[Your goal]
Search the material below for the word "Anlagentechnik". Copy every line that has it.

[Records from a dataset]
★ ★ ★
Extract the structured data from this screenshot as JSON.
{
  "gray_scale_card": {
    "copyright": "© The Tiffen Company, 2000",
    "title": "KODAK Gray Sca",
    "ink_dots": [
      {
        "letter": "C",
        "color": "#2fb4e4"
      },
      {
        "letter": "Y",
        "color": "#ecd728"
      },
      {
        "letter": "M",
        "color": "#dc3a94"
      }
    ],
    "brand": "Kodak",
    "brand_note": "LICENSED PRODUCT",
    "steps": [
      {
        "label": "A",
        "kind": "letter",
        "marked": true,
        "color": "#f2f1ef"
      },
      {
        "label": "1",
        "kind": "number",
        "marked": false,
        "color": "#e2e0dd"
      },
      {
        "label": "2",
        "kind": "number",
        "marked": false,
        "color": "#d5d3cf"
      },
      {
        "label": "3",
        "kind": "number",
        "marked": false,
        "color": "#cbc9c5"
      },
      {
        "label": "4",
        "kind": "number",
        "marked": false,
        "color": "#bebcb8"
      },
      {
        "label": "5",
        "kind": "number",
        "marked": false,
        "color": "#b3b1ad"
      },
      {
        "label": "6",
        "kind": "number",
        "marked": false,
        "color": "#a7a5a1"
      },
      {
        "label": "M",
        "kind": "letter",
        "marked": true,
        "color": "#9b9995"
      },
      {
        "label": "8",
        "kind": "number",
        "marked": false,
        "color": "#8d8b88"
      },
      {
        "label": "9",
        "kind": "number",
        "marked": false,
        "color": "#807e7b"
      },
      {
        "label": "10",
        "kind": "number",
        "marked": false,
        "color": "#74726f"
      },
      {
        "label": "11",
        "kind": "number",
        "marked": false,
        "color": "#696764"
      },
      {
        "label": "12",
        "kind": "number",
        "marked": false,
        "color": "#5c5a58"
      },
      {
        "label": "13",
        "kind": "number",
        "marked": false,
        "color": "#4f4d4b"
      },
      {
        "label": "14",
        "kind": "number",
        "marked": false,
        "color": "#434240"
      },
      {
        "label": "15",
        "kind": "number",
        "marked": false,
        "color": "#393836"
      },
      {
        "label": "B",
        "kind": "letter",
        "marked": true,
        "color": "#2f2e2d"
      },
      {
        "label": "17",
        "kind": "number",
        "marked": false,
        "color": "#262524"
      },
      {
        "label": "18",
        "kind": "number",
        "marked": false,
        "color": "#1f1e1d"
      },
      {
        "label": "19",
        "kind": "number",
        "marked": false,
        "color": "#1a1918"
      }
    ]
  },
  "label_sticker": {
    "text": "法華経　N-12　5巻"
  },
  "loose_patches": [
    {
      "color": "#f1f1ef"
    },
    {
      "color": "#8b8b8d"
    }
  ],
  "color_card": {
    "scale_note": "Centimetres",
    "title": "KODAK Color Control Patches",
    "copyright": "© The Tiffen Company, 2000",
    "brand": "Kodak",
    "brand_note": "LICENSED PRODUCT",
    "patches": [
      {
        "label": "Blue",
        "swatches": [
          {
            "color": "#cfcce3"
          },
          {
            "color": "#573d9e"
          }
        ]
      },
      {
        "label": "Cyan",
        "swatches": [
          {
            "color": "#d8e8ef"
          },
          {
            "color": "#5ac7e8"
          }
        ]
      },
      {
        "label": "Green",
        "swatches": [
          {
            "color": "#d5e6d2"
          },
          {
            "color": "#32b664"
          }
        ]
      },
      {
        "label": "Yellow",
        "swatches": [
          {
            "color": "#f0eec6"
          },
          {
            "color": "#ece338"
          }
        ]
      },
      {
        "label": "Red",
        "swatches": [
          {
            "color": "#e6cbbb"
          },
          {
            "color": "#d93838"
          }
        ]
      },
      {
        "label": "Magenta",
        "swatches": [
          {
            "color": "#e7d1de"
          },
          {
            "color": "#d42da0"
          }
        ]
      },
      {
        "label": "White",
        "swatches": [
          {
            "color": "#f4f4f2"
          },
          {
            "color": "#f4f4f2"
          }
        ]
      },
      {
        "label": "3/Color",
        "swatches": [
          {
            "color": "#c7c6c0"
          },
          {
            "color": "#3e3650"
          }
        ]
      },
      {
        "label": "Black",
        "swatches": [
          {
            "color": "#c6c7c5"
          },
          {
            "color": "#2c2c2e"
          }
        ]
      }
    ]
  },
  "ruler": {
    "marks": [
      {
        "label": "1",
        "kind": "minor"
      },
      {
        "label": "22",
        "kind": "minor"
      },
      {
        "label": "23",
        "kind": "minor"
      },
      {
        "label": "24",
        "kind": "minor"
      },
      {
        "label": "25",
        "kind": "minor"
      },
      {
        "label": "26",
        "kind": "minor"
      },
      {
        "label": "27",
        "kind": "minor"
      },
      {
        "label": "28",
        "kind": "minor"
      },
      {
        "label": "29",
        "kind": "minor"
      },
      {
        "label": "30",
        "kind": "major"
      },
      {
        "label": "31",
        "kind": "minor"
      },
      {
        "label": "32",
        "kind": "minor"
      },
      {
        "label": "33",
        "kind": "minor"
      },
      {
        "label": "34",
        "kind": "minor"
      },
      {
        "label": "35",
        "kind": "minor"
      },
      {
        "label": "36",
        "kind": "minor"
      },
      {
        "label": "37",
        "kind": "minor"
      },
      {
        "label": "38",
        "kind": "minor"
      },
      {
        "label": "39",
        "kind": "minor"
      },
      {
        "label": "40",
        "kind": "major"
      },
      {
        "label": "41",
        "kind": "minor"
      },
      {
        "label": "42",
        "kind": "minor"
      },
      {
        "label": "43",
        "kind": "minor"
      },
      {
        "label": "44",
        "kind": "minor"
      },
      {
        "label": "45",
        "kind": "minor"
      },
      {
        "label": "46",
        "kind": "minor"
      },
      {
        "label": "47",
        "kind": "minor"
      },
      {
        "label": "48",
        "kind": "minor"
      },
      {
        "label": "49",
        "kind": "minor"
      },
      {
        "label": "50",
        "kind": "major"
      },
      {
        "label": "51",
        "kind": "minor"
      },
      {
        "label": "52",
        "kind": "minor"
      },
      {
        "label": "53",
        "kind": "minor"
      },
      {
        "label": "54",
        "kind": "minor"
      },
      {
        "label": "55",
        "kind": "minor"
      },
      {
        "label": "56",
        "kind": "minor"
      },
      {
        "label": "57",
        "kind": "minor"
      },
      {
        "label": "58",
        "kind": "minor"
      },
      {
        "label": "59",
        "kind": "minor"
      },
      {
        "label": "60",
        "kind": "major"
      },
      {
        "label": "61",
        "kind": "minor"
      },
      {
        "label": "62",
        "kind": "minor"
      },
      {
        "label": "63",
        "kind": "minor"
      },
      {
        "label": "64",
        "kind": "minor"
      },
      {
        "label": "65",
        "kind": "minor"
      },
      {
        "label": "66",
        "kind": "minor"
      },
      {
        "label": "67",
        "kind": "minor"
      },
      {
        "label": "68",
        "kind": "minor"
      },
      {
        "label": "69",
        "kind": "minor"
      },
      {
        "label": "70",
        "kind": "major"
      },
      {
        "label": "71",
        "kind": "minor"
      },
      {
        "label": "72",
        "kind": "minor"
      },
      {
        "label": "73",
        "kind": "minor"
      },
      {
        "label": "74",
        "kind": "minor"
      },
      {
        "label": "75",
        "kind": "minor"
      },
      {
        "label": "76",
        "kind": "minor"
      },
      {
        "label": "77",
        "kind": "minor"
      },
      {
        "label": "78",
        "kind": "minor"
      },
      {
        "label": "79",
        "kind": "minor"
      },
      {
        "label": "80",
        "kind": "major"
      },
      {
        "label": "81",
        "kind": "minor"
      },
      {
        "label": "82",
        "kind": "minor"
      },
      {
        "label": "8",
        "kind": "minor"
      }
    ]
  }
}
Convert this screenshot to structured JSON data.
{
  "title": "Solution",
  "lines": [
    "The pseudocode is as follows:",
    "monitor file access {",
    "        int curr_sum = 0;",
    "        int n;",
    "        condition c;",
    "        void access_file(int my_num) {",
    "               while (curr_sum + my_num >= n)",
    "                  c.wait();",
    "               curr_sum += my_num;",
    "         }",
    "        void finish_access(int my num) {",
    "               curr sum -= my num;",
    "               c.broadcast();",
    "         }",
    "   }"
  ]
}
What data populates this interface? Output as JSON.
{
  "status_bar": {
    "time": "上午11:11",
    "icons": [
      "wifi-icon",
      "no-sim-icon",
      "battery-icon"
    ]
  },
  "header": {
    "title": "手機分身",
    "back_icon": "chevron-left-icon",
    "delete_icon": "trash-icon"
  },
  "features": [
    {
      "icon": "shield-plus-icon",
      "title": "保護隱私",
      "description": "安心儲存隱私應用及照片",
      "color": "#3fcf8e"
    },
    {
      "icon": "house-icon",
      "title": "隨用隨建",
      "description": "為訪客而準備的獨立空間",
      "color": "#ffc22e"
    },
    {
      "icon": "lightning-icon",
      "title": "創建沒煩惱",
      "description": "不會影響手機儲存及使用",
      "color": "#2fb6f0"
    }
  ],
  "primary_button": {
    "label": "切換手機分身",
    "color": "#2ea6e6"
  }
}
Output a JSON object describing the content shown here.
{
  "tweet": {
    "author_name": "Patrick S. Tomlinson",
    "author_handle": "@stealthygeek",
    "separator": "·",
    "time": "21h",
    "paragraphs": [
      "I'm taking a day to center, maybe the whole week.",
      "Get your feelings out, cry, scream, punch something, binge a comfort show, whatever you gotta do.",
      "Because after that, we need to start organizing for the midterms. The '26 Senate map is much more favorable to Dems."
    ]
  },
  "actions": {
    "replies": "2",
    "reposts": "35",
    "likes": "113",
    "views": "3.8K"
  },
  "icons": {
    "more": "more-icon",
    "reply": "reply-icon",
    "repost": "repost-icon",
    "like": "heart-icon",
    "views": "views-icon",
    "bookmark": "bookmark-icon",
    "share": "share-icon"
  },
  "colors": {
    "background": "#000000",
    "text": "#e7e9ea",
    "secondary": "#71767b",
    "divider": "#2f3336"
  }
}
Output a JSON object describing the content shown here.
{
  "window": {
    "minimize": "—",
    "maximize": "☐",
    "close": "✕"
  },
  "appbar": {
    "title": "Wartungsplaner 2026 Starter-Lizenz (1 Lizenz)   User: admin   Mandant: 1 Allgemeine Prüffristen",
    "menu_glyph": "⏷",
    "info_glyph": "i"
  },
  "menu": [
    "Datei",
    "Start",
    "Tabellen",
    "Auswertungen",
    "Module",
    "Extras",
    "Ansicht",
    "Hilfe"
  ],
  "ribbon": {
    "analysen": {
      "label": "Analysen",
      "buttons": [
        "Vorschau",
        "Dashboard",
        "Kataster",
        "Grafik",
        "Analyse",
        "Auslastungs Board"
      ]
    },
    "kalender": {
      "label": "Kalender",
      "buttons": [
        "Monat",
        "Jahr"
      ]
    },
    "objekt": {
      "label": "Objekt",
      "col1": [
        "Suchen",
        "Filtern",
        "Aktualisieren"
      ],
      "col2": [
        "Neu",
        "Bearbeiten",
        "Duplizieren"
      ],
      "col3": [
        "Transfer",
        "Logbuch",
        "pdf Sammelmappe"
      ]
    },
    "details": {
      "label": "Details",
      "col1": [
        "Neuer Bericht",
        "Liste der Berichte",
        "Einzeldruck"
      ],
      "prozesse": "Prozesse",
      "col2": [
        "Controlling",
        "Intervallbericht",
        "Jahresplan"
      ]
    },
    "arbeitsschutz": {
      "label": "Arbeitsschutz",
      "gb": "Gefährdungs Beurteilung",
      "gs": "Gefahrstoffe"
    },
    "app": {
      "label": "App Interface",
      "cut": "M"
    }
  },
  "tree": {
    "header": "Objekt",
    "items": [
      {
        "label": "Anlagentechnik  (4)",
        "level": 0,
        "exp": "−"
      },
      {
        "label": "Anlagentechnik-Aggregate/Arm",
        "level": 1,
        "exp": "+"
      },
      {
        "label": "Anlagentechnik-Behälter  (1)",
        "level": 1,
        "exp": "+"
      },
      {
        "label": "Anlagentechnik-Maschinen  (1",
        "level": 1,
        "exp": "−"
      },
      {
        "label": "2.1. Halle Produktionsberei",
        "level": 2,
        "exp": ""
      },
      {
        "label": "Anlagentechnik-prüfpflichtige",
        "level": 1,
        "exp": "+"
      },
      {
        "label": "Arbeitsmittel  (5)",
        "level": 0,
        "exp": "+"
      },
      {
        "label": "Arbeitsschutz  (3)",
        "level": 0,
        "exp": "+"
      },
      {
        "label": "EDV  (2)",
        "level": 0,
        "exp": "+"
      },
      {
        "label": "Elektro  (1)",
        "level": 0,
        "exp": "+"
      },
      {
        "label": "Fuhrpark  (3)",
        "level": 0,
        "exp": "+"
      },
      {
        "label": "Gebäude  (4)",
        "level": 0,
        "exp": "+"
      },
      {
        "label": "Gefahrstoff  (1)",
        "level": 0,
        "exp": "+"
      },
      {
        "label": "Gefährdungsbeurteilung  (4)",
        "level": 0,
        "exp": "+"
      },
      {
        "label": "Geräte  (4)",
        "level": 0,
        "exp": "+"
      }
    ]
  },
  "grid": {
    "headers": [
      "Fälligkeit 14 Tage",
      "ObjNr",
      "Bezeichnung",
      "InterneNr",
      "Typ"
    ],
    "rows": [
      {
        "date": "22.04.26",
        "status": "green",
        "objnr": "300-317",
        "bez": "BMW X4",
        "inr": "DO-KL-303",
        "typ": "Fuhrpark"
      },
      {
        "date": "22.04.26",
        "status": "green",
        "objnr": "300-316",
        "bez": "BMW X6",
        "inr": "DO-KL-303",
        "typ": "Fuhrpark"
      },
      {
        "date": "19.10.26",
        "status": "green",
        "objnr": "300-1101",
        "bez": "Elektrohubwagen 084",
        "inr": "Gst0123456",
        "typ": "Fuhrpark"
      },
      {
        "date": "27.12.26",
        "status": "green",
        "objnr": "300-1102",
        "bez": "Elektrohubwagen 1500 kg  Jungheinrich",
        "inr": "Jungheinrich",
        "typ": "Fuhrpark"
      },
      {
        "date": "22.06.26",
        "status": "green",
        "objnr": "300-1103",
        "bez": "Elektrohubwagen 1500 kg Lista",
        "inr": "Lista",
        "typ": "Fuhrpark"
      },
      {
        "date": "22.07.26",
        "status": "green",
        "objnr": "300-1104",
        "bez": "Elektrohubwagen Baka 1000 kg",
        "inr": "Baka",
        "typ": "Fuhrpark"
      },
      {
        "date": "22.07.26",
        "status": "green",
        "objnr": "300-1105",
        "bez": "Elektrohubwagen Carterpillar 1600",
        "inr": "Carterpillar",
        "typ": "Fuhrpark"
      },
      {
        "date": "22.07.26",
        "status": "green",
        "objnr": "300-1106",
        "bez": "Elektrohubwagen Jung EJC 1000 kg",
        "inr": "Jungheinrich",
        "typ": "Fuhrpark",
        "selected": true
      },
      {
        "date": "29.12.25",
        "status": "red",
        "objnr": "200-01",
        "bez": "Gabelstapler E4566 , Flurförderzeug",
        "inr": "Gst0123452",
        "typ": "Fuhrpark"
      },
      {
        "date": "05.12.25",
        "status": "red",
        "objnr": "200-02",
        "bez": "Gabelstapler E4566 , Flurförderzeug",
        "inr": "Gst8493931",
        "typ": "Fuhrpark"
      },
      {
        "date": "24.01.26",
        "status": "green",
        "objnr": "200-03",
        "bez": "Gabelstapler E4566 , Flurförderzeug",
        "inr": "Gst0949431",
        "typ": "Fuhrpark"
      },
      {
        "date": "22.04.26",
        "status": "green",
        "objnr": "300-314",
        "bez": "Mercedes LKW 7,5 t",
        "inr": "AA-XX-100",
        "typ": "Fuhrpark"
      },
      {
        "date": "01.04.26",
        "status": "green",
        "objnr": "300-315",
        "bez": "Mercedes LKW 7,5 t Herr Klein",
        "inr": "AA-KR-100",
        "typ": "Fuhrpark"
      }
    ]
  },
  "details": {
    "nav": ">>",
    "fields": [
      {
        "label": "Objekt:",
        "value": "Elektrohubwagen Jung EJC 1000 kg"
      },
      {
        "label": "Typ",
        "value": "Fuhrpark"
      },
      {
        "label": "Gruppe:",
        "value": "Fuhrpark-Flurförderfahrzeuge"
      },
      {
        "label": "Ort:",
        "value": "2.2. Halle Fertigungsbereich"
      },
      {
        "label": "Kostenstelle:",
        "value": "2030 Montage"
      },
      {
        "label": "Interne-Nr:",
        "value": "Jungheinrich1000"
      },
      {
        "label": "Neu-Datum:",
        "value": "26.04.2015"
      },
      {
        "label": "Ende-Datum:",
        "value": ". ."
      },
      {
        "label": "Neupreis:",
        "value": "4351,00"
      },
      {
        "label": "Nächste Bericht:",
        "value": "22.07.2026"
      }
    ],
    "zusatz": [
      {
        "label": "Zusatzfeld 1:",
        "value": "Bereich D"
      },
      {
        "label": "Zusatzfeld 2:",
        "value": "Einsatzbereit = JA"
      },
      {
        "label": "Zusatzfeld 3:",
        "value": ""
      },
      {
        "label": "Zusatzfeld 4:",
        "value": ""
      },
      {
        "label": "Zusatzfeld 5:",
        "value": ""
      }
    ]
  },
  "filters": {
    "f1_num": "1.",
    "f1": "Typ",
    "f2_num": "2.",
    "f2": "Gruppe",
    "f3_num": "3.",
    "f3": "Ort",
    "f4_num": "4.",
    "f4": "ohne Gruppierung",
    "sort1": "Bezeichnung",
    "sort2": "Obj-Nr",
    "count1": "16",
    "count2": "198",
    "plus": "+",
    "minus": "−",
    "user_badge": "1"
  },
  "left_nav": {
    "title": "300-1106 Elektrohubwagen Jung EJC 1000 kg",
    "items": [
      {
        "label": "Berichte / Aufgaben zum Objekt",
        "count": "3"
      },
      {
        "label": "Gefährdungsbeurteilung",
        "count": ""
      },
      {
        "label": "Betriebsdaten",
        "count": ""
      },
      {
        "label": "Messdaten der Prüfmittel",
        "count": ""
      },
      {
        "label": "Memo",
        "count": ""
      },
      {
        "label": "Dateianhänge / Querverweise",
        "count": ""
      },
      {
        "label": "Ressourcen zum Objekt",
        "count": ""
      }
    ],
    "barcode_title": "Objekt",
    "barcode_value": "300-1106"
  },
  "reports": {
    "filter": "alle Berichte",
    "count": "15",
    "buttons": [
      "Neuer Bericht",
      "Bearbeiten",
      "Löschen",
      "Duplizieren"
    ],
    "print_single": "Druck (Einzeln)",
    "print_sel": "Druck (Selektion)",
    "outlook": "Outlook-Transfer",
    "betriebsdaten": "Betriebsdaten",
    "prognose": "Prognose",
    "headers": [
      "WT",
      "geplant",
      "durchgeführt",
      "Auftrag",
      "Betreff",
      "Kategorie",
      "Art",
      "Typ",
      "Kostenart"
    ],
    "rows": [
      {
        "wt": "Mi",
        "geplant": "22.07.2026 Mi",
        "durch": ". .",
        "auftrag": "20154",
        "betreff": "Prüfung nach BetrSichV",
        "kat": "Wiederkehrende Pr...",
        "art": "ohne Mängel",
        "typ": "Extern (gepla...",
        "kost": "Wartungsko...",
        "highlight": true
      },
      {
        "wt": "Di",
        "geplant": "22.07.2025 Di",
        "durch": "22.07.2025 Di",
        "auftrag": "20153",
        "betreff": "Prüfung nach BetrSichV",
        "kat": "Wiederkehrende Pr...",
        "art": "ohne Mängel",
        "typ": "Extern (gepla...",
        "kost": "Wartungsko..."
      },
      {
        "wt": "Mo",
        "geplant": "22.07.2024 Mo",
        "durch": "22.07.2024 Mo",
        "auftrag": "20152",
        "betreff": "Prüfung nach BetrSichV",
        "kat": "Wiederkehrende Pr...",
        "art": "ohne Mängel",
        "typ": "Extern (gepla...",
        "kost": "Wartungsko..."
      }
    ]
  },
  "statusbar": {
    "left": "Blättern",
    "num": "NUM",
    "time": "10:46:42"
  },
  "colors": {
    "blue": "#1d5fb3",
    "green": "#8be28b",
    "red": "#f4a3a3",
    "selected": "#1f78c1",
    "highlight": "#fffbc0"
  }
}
★ ★ ★
[Result of this exercise]
        "label": "Anlagentechnik  (4)",
        "label": "Anlagentechnik-Aggregate/Arm",
        "label": "Anlagentechnik-Behälter  (1)",
        "label": "Anlagentechnik-Maschinen  (1",
        "label": "Anlagentechnik-prüfpflichtige",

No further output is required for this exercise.